#### EXERCISE BRIEF
Write out the data again in full, exactly as it reads.

Data entries for graphics:
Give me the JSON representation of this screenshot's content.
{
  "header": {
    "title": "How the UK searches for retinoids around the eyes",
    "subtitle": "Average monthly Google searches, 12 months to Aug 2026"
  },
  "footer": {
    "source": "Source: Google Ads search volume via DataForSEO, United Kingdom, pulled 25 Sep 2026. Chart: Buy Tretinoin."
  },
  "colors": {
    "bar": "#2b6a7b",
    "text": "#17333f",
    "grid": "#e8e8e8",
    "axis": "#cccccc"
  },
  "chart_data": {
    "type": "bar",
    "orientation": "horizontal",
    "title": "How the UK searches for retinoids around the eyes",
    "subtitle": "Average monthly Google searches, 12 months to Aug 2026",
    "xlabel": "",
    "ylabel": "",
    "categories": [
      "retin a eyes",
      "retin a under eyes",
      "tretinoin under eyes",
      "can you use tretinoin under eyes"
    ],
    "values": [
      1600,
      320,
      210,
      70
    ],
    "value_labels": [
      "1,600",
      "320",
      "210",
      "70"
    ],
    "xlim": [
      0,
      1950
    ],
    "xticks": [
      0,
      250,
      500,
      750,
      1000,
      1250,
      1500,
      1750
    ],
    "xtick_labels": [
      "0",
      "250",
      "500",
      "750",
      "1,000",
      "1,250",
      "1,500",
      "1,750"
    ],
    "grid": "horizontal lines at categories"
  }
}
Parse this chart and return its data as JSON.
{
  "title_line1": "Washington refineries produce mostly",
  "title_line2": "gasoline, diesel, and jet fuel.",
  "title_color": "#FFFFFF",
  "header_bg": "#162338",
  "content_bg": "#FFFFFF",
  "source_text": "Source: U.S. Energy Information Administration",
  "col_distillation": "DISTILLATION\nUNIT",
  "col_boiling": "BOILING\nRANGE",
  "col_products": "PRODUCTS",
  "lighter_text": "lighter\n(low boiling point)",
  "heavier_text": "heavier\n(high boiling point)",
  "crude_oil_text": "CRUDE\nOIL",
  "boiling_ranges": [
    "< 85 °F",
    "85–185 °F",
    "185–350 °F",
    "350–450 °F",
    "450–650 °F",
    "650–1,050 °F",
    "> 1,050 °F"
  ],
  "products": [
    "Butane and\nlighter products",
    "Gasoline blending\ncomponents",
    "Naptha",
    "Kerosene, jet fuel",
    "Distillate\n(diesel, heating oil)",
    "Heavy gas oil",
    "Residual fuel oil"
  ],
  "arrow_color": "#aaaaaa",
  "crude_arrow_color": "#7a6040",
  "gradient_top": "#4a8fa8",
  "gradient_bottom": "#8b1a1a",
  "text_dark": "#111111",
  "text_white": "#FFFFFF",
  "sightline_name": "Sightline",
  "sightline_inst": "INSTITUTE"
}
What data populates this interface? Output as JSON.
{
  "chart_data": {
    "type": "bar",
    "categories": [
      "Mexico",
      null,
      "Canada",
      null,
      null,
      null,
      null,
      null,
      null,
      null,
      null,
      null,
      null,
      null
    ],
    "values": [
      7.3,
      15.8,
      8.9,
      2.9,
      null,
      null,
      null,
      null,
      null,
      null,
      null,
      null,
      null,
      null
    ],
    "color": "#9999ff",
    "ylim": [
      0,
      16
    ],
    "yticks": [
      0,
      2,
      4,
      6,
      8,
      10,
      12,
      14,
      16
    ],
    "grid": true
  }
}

#### ANSWER TO THIS TASK
Give me the JSON representation of this screenshot's content.
{
  "header": {
    "title": "How the UK searches for retinoids around the eyes",
    "subtitle": "Average monthly Google searches, 12 months to Aug 2026"
  },
  "footer": {
    "source": "Source: Google Ads search volume via DataForSEO, United Kingdom, pulled 25 Sep 2026. Chart: Buy Tretinoin."
  },
  "colors": {
    "bar": "#2b6a7b",
    "text": "#17333f",
    "grid": "#e8e8e8",
    "axis": "#cccccc"
  },
  "chart_data": {
    "type": "bar",
    "orientation": "horizontal",
    "title": "How the UK searches for retinoids around the eyes",
    "subtitle": "Average monthly Google searches, 12 months to Aug 2026",
    "xlabel": "",
    "ylabel": "",
    "categories": [
      "retin a eyes",
      "retin a under eyes",
      "tretinoin under eyes",
      "can you use tretinoin under eyes"
    ],
    "values": [
      1600,
      320,
      210,
      70
    ],
    "value_labels": [
      "1,600",
      "320",
      "210",
      "70"
    ],
    "xlim": [
      0,
      1950
    ],
    "xticks": [
      0,
      250,
      500,
      750,
      1000,
      1250,
      1500,
      1750
    ],
    "xtick_labels": [
      "0",
      "250",
      "500",
      "750",
      "1,000",
      "1,250",
      "1,500",
      "1,750"
    ],
    "grid": "horizontal lines at categories"
  }
}
Parse this chart and return its data as JSON.
{
  "title_line1": "Washington refineries produce mostly",
  "title_line2": "gasoline, diesel, and jet fuel.",
  "title_color": "#FFFFFF",
  "header_bg": "#162338",
  "content_bg": "#FFFFFF",
  "source_text": "Source: U.S. Energy Information Administration",
  "col_distillation": "DISTILLATION\nUNIT",
  "col_boiling": "BOILING\nRANGE",
  "col_products": "PRODUCTS",
  "lighter_text": "lighter\n(low boiling point)",
  "heavier_text": "heavier\n(high boiling point)",
  "crude_oil_text": "CRUDE\nOIL",
  "boiling_ranges": [
    "< 85 °F",
    "85–185 °F",
    "185–350 °F",
    "350–450 °F",
    "450–650 °F",
    "650–1,050 °F",
    "> 1,050 °F"
  ],
  "products": [
    "Butane and\nlighter products",
    "Gasoline blending\ncomponents",
    "Naptha",
    "Kerosene, jet fuel",
    "Distillate\n(diesel, heating oil)",
    "Heavy gas oil",
    "Residual fuel oil"
  ],
  "arrow_color": "#aaaaaa",
  "crude_arrow_color": "#7a6040",
  "gradient_top": "#4a8fa8",
  "gradient_bottom": "#8b1a1a",
  "text_dark": "#111111",
  "text_white": "#FFFFFF",
  "sightline_name": "Sightline",
  "sightline_inst": "INSTITUTE"
}
What data populates this interface? Output as JSON.
{
  "chart_data": {
    "type": "bar",
    "categories": [
      "Mexico",
      null,
      "Canada",
      null,
      null,
      null,
      null,
      null,
      null,
      null,
      null,
      null,
      null,
      null
    ],
    "values": [
      7.3,
      15.8,
      8.9,
      2.9,
      null,
      null,
      null,
      null,
      null,
      null,
      null,
      null,
      null,
      null
    ],
    "color": "#9999ff",
    "ylim": [
      0,
      16
    ],
    "yticks": [
      0,
      2,
      4,
      6,
      8,
      10,
      12,
      14,
      16
    ],
    "grid": true
  }
}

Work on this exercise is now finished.